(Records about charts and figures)
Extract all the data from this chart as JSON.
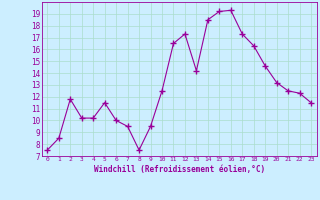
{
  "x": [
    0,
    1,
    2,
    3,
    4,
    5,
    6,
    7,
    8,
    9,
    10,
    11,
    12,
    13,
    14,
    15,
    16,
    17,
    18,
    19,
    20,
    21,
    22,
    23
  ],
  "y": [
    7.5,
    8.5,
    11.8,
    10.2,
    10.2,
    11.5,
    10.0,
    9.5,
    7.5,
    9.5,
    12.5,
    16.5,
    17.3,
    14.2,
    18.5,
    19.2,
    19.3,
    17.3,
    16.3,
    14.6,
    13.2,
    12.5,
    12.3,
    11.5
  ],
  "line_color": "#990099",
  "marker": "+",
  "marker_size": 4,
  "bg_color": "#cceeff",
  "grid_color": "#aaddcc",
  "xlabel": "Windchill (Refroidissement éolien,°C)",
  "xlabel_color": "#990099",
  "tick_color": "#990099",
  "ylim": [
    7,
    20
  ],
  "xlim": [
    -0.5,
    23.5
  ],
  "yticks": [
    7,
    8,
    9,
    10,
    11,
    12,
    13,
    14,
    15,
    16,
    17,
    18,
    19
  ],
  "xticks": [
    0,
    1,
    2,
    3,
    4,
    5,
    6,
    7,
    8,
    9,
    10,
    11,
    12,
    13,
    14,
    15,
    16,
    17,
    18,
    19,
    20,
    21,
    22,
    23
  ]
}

* **What is being asked**
Repeat the listing in full and exactly. Leave any pictures out.

* **Result**
Extract all the data from this chart as JSON.
{
  "x": [
    0,
    1,
    2,
    3,
    4,
    5,
    6,
    7,
    8,
    9,
    10,
    11,
    12,
    13,
    14,
    15,
    16,
    17,
    18,
    19,
    20,
    21,
    22,
    23
  ],
  "y": [
    7.5,
    8.5,
    11.8,
    10.2,
    10.2,
    11.5,
    10.0,
    9.5,
    7.5,
    9.5,
    12.5,
    16.5,
    17.3,
    14.2,
    18.5,
    19.2,
    19.3,
    17.3,
    16.3,
    14.6,
    13.2,
    12.5,
    12.3,
    11.5
  ],
  "line_color": "#990099",
  "marker": "+",
  "marker_size": 4,
  "bg_color": "#cceeff",
  "grid_color": "#aaddcc",
  "xlabel": "Windchill (Refroidissement éolien,°C)",
  "xlabel_color": "#990099",
  "tick_color": "#990099",
  "ylim": [
    7,
    20
  ],
  "xlim": [
    -0.5,
    23.5
  ],
  "yticks": [
    7,
    8,
    9,
    10,
    11,
    12,
    13,
    14,
    15,
    16,
    17,
    18,
    19
  ],
  "xticks": [
    0,
    1,
    2,
    3,
    4,
    5,
    6,
    7,
    8,
    9,
    10,
    11,
    12,
    13,
    14,
    15,
    16,
    17,
    18,
    19,
    20,
    21,
    22,
    23
  ]
}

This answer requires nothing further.